## BEGIN PROVIDED ENTRIES
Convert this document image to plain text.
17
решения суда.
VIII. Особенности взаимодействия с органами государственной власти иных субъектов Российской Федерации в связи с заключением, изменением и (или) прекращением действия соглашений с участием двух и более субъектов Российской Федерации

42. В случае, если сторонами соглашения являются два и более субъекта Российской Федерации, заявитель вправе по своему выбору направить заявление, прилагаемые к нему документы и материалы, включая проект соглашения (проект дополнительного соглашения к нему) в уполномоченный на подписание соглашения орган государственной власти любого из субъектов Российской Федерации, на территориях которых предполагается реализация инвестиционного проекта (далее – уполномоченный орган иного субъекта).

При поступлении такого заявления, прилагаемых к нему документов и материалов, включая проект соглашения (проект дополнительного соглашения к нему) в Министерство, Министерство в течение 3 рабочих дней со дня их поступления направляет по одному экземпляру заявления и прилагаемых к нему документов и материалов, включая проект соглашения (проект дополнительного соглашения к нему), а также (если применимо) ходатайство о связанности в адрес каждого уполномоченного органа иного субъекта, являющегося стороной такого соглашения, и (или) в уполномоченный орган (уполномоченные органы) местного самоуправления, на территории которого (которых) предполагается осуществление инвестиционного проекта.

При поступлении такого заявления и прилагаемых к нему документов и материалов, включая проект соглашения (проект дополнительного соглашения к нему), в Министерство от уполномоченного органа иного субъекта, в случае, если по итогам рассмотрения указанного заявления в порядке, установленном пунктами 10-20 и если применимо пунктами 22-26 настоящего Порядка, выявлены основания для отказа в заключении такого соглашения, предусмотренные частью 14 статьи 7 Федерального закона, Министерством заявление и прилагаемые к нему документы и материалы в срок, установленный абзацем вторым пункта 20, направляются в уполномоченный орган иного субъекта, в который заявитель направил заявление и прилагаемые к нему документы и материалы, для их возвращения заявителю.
## END PROVIDED ENTRIES
__WRITTEN PROBLEM__. Your task is to transcribe the listing above in full, exactly as given.

__RESPONSE__.
Convert this document image to plain text.
17
решения суда.
VIII. Особенности взаимодействия с органами государственной власти иных субъектов Российской Федерации в связи с заключением, изменением и (или) прекращением действия соглашений с участием двух и более субъектов Российской Федерации

42. В случае, если сторонами соглашения являются два и более субъекта Российской Федерации, заявитель вправе по своему выбору направить заявление, прилагаемые к нему документы и материалы, включая проект соглашения (проект дополнительного соглашения к нему) в уполномоченный на подписание соглашения орган государственной власти любого из субъектов Российской Федерации, на территориях которых предполагается реализация инвестиционного проекта (далее – уполномоченный орган иного субъекта).

При поступлении такого заявления, прилагаемых к нему документов и материалов, включая проект соглашения (проект дополнительного соглашения к нему) в Министерство, Министерство в течение 3 рабочих дней со дня их поступления направляет по одному экземпляру заявления и прилагаемых к нему документов и материалов, включая проект соглашения (проект дополнительного соглашения к нему), а также (если применимо) ходатайство о связанности в адрес каждого уполномоченного органа иного субъекта, являющегося стороной такого соглашения, и (или) в уполномоченный орган (уполномоченные органы) местного самоуправления, на территории которого (которых) предполагается осуществление инвестиционного проекта.

При поступлении такого заявления и прилагаемых к нему документов и материалов, включая проект соглашения (проект дополнительного соглашения к нему), в Министерство от уполномоченного органа иного субъекта, в случае, если по итогам рассмотрения указанного заявления в порядке, установленном пунктами 10-20 и если применимо пунктами 22-26 настоящего Порядка, выявлены основания для отказа в заключении такого соглашения, предусмотренные частью 14 статьи 7 Федерального закона, Министерством заявление и прилагаемые к нему документы и материалы в срок, установленный абзацем вторым пункта 20, направляются в уполномоченный орган иного субъекта, в который заявитель направил заявление и прилагаемые к нему документы и материалы, для их возвращения заявителю.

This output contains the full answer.